* Start *
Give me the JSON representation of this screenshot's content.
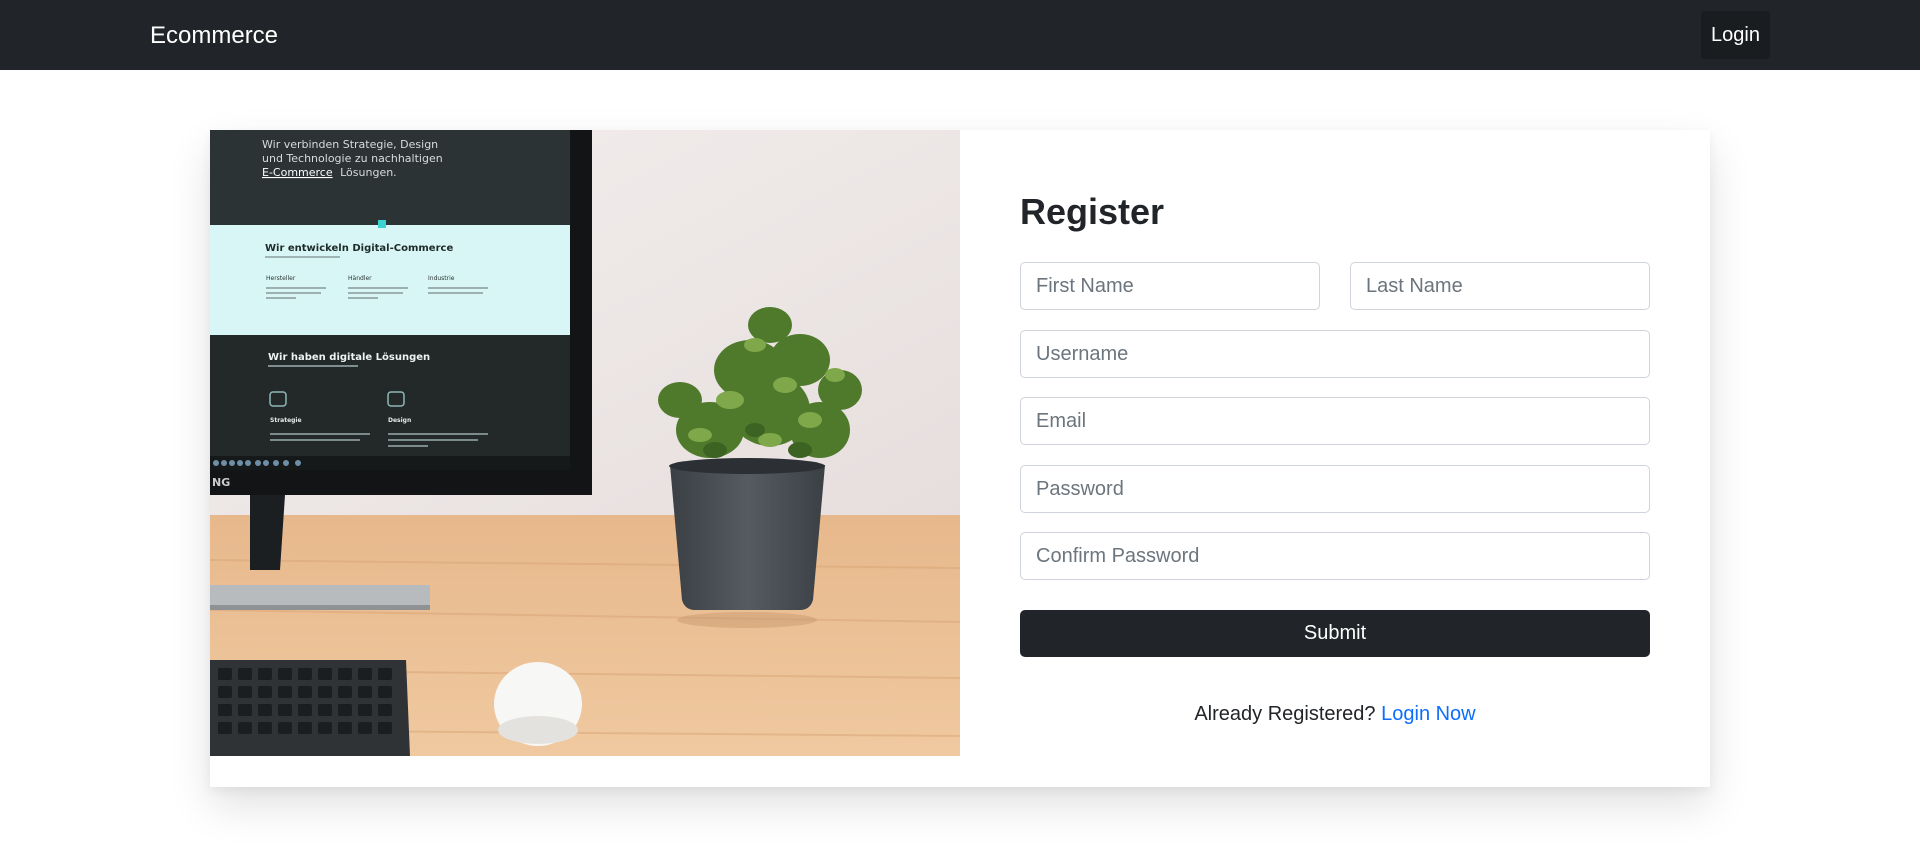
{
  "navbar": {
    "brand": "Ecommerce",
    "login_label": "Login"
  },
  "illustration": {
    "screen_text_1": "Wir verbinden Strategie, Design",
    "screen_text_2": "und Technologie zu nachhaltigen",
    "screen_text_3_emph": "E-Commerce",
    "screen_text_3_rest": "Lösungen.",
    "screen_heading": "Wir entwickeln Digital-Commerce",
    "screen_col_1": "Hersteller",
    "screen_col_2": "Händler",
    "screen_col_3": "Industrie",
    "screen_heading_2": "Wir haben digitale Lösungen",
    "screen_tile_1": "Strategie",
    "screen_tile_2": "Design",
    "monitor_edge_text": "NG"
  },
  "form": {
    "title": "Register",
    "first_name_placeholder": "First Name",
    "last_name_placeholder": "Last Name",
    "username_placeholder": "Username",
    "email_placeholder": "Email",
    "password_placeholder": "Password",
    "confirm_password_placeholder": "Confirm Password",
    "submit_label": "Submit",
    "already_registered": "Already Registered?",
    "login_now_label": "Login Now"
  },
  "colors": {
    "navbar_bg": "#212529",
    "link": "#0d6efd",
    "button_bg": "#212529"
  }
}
* End *
The material above holds pictures; copy everything else in it exactly.

Give me the JSON representation of this screenshot's content.
{
  "navbar": {
    "brand": "Ecommerce",
    "login_label": "Login"
  },
  "illustration": {
    "screen_text_1": "Wir verbinden Strategie, Design",
    "screen_text_2": "und Technologie zu nachhaltigen",
    "screen_text_3_emph": "E-Commerce",
    "screen_text_3_rest": "Lösungen.",
    "screen_heading": "Wir entwickeln Digital-Commerce",
    "screen_col_1": "Hersteller",
    "screen_col_2": "Händler",
    "screen_col_3": "Industrie",
    "screen_heading_2": "Wir haben digitale Lösungen",
    "screen_tile_1": "Strategie",
    "screen_tile_2": "Design",
    "monitor_edge_text": "NG"
  },
  "form": {
    "title": "Register",
    "first_name_placeholder": "First Name",
    "last_name_placeholder": "Last Name",
    "username_placeholder": "Username",
    "email_placeholder": "Email",
    "password_placeholder": "Password",
    "confirm_password_placeholder": "Confirm Password",
    "submit_label": "Submit",
    "already_registered": "Already Registered?",
    "login_now_label": "Login Now"
  },
  "colors": {
    "navbar_bg": "#212529",
    "link": "#0d6efd",
    "button_bg": "#212529"
  }
}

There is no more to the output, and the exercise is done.